What to work on:
Copy out each line of the material in which the word "tela" appears.

Supplied information:
━━━
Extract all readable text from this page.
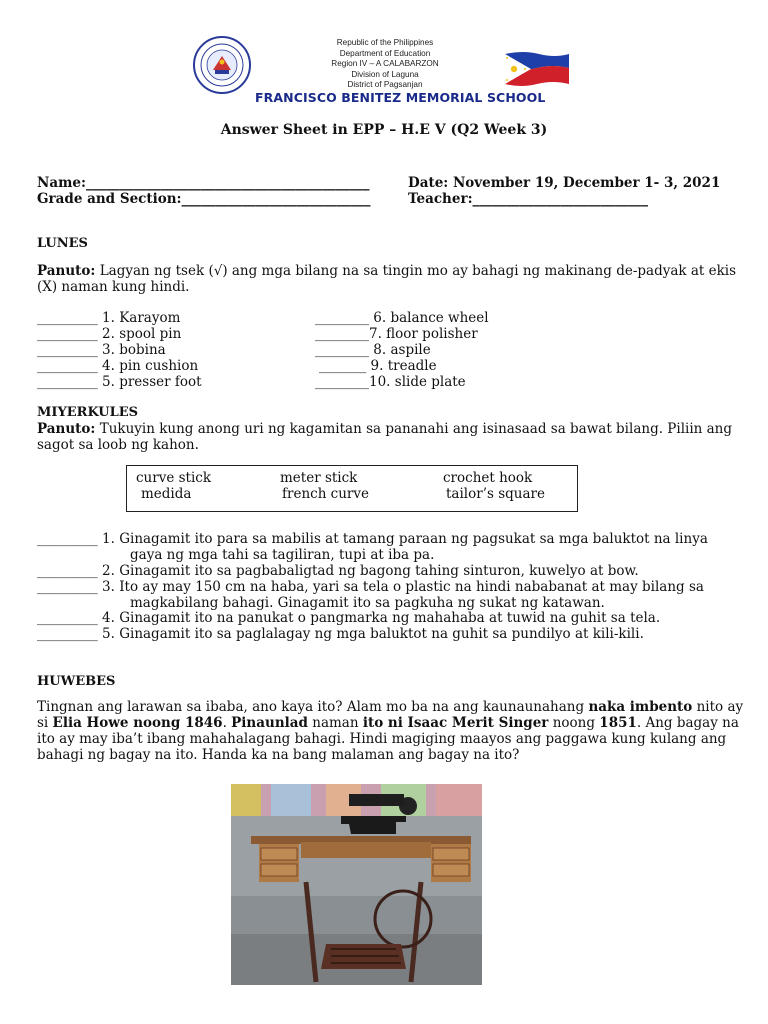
Republic of the Philippines
Department of Education
Region IV – A CALABARZON
Division of Laguna
District of Pagsanjan
FRANCISCO BENITEZ MEMORIAL SCHOOL
Answer Sheet in EPP – H.E V (Q2 Week 3)
Name:__________________________________________	Date: November 19, December 1- 3, 2021
Grade and Section:____________________________	Teacher:__________________________
LUNES
Panuto: Lagyan ng tsek (√) ang mga bilang na sa tingin mo ay bahagi ng makinang de-padyak at ekis (X) naman kung hindi.
_________ 1. Karayom
_________ 2. spool pin
_________ 3. bobina
_________ 4. pin cushion
_________ 5. presser foot
________ 6. balance wheel
________7. floor polisher
________ 8. aspile
_______ 9. treadle
________10. slide plate
MIYERKULES
Panuto: Tukuyin kung anong uri ng kagamitan sa pananahi ang isinasaad sa bawat bilang. Piliin ang sagot sa loob ng kahon.
curve stick	meter stick	crochet hook
medida	french curve	tailor’s square
_________ 1. Ginagamit ito para sa mabilis at tamang paraan ng pagsukat sa mga baluktot na linya
gaya ng mga tahi sa tagiliran, tupi at iba pa.
_________ 2. Ginagamit ito sa pagbabaligtad ng bagong tahing sinturon, kuwelyo at bow.
_________ 3. Ito ay may 150 cm na haba, yari sa tela o plastic na hindi nababanat at may bilang sa
magkabilang bahagi. Ginagamit ito sa pagkuha ng sukat ng katawan.
_________ 4. Ginagamit ito na panukat o pangmarka ng mahahaba at tuwid na guhit sa tela.
_________ 5. Ginagamit ito sa paglalagay ng mga baluktot na guhit sa pundilyo at kili-kili.
HUWEBES
Tingnan ang larawan sa ibaba, ano kaya ito? Alam mo ba na ang kaunaunahang naka imbento nito ay si Elia Howe noong 1846. Pinaunlad naman ito ni Isaac Merit Singer noong 1851. Ang bagay na ito ay may iba’t ibang mahahalagang bahagi. Hindi magiging maayos ang paggawa kung kulang ang bahagi ng bagay na ito. Handa ka na bang malaman ang bagay na ito?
━━━
Solution:
_________ 3. Ito ay may 150 cm na haba, yari sa tela o plastic na hindi nababanat at may bilang sa
_________ 4. Ginagamit ito na panukat o pangmarka ng mahahaba at tuwid na guhit sa tela.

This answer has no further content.